── TEXT PASSAGE

L.A. Metro's proposed Expo Line hit a speed bump yesterday. At a hearing of the California Public Utilities Commission, a judge ordered the light rail line's builders to take the design of one street crossing "off the table." More on the story from KPCC's Brian Watt.

Brian Watt: Construction's begun on the Expo Line from downtown Los Angeles to Culver City. The agencies building it wanted to lay its tracks at street level near two public schools in South Los Angeles. Rick Thorpe of the Expo Line Construction Authority maintained that the design for those street crossings is safe, with pedestrian and vehicle gates sealing off the intersections when a train passes.

Rick Thorpe: Twenty-one seconds before a train arrives, all the gates go down, all the mechanisms, the flashers, the bells, all the stuff to warn people that the train is approaching is fully down.

Watt: The L.A. Unified School District and neighborhood groups called the street level design unsafe for students at the two schools, Dorsey High School and the Foshay Learning Center. They argued that the train should run above the street or below it. Damien Goodmon is president of the United Communities Association.

Damien Goodmon: We can have light rail. It just has to be built right. When you're coming by a school where 700 kids flood out in 15 minutes, you have to grade separate the tracks.

Watt: The two sides were settling in for at least a week of testimony in a hearing of the Public Utilities Commission. On the first day, administrative law judge Kenneth Koss stopped the hearings in their tracks and ordered the two sides back into negotiations. He said the Expo Line's builders had submitted their own evidence that it is possible to separate the grades at the crossing near Dorsey High School.

────

TO DO
**A.** From the Expo Line transcript, write out the part that opens with the words "Watt: The L.A." and closes with "separate the tracks.", substituting "neighborhood association" for "United Communities Association".
**B.** Convert the annotated region rows, from the line containing "ad-top-rule-thick: [355, 567, 676, 571]" through the line containing "paramount-headline-1: New York's", into a Markdown table with the columns No. and Line, leaving out any blank lines.
The Expo Line transcript and the rows after it have nothing to do with each other.

── INPUT FOR THIS TASK

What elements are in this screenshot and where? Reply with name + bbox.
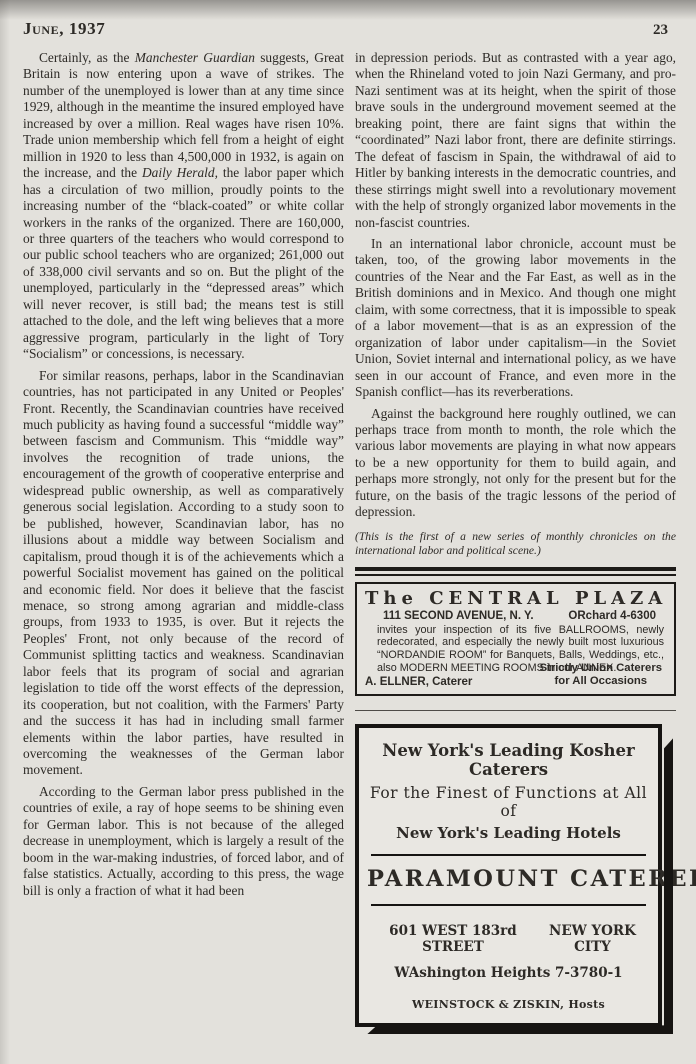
ad-top-rule-thick: [355, 567, 676, 571]
central-plaza-address: 111 SECOND AVENUE, N. Y.: [383, 610, 534, 622]
paramount-headline-2: For the Finest of Functions at All of: [367, 784, 650, 820]
paramount-city: NEW YORK CITY: [537, 923, 648, 955]
article-columns: Certainly, as the Manchester Guardian su…: [0, 39, 696, 1027]
paramount-rule-top: [371, 854, 646, 856]
paramount-headline-3: New York's Leading Hotels: [367, 824, 650, 842]
right-column: in depression periods. But as contrasted…: [355, 50, 676, 1027]
central-plaza-phone: ORchard 4-6300: [568, 610, 656, 622]
paragraph-text: the labor paper which has a circulation …: [23, 165, 344, 361]
left-column: Certainly, as the Manchester Guardian su…: [23, 50, 344, 1027]
paramount-hosts: WEINSTOCK & ZISKIN, Hosts: [367, 998, 650, 1011]
paramount-name: PARAMOUNT CATERERS: [367, 866, 650, 892]
paramount-street: 601 WEST 183rd STREET: [369, 923, 537, 955]
page-header: June, 1937 23: [0, 0, 696, 39]
italic-publication-name: Manchester Guardian: [135, 50, 255, 65]
central-plaza-ad: The CENTRAL PLAZA 111 SECOND AVENUE, N. …: [355, 582, 676, 696]
article-paragraph: Against the background here roughly outl…: [355, 406, 676, 521]
ad-separator-rule: [355, 710, 676, 712]
article-paragraph: Certainly, as the Manchester Guardian su…: [23, 50, 344, 363]
page-number: 23: [653, 22, 668, 39]
italic-publication-name: Daily Herald,: [142, 165, 218, 180]
article-paragraph: According to the German labor press publ…: [23, 784, 344, 899]
article-paragraph-continued: in depression periods. But as contrasted…: [355, 50, 676, 231]
paramount-address-row: 601 WEST 183rd STREET NEW YORK CITY: [367, 923, 650, 955]
paramount-headline-1: New York's Leading Kosher Caterers: [367, 741, 650, 779]
central-plaza-address-row: 111 SECOND AVENUE, N. Y. ORchard 4-6300: [365, 609, 666, 622]
central-plaza-title: The CENTRAL PLAZA: [365, 588, 666, 609]
union-note-line1: Strictly Union Caterers: [540, 662, 662, 675]
article-paragraph: For similar reasons, perhaps, labor in t…: [23, 368, 344, 779]
issue-date: June, 1937: [23, 19, 105, 39]
article-paragraph: In an international labor chronicle, acc…: [355, 236, 676, 401]
paragraph-text: suggests, Great Britain is now entering …: [23, 50, 344, 180]
magazine-page: { "page": { "paper_color": "#e3e1dc", "i…: [0, 0, 696, 1064]
paramount-phone: WAshington Heights 7-3780-1: [367, 965, 650, 981]
paragraph-text: Certainly, as the: [39, 50, 135, 65]
central-plaza-union-note: Strictly Union Caterers for All Occasion…: [540, 662, 662, 688]
union-note-line2: for All Occasions: [540, 675, 662, 688]
paramount-rule-bottom: [371, 904, 646, 906]
paramount-caterers-ad: New York's Leading Kosher Caterers For t…: [355, 724, 662, 1027]
ad-top-rule-thin: [355, 574, 676, 576]
editor-footnote: (This is the first of a new series of mo…: [355, 530, 676, 558]
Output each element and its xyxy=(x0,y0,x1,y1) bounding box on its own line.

────

ANSWERS TO THE EXERCISES
**A.**
Watt: The L.A. Unified School District and neighborhood groups called the street level design unsafe for students at the two schools, Dorsey High School and the Foshay Learning Center. They argued that the train should run above the street or below it. Damien Goodmon is president of the neighborhood association.

Damien Goodmon: We can have light rail. It just has to be built right. When you're coming by a school where 700 kids flood out in 15 minutes, you have to grade separate the tracks.

**B.**
| No. | Line |
|---|---|
| 1 | ad-top-rule-thick: [355, 567, 676, 571] |
| 2 | central-plaza-address: 111 SECOND AVENUE, N. Y.: [383, 610, 534, 622] |
| 3 | paramount-headline-2: For the Finest of Functions at All of: [367, 784, 650, 820] |
| 4 | paramount-city: NEW YORK CITY: [537, 923, 648, 955] |
| 5 | article-columns: Certainly, as the Manchester Guardian su…: [0, 39, 696, 1027] |
| 6 | paramount-rule-top: [371, 854, 646, 856] |
| 7 | paramount-headline-3: New York's Leading Hotels: [367, 824, 650, 842] |
| 8 | right-column: in depression periods. But as contrasted…: [355, 50, 676, 1027] |
| 9 | central-plaza-phone: ORchard 4-6300: [568, 610, 656, 622] |
| 10 | paragraph-text: the labor paper which has a circulation …: [23, 165, 344, 361] |
| 11 | left-column: Certainly, as the Manchester Guardian su…: [23, 50, 344, 1027] |
| 12 | paramount-hosts: WEINSTOCK & ZISKIN, Hosts: [367, 998, 650, 1011] |
| 13 | paramount-name: PARAMOUNT CATERERS: [367, 866, 650, 892] |
| 14 | paramount-street: 601 WEST 183rd STREET: [369, 923, 537, 955] |
| 15 | page-header: June, 1937 23: [0, 0, 696, 39] |
| 16 | italic-publication-name: Manchester Guardian: [135, 50, 255, 65] |
| 17 | central-plaza-ad: The CENTRAL PLAZA 111 SECOND AVENUE, N. …: [355, 582, 676, 696] |
| 18 | article-paragraph: Against the background here roughly outl…: [355, 406, 676, 521] |
| 19 | ad-separator-rule: [355, 710, 676, 712] |
| 20 | article-paragraph: Certainly, as the Manchester Guardian su…: [23, 50, 344, 363] |
| 21 | page-number: 23: [653, 22, 668, 39] |
| 22 | italic-publication-name: Daily Herald,: [142, 165, 218, 180] |
| 23 | article-paragraph: According to the German labor press publ…: [23, 784, 344, 899] |
| 24 | article-paragraph-continued: in depression periods. But as contrasted…: [355, 50, 676, 231] |
| 25 | paramount-address-row: 601 WEST 183rd STREET NEW YORK CITY: [367, 923, 650, 955] |
| 26 | paramount-headline-1: New York's Leading Kosher Caterers: [367, 741, 650, 779] |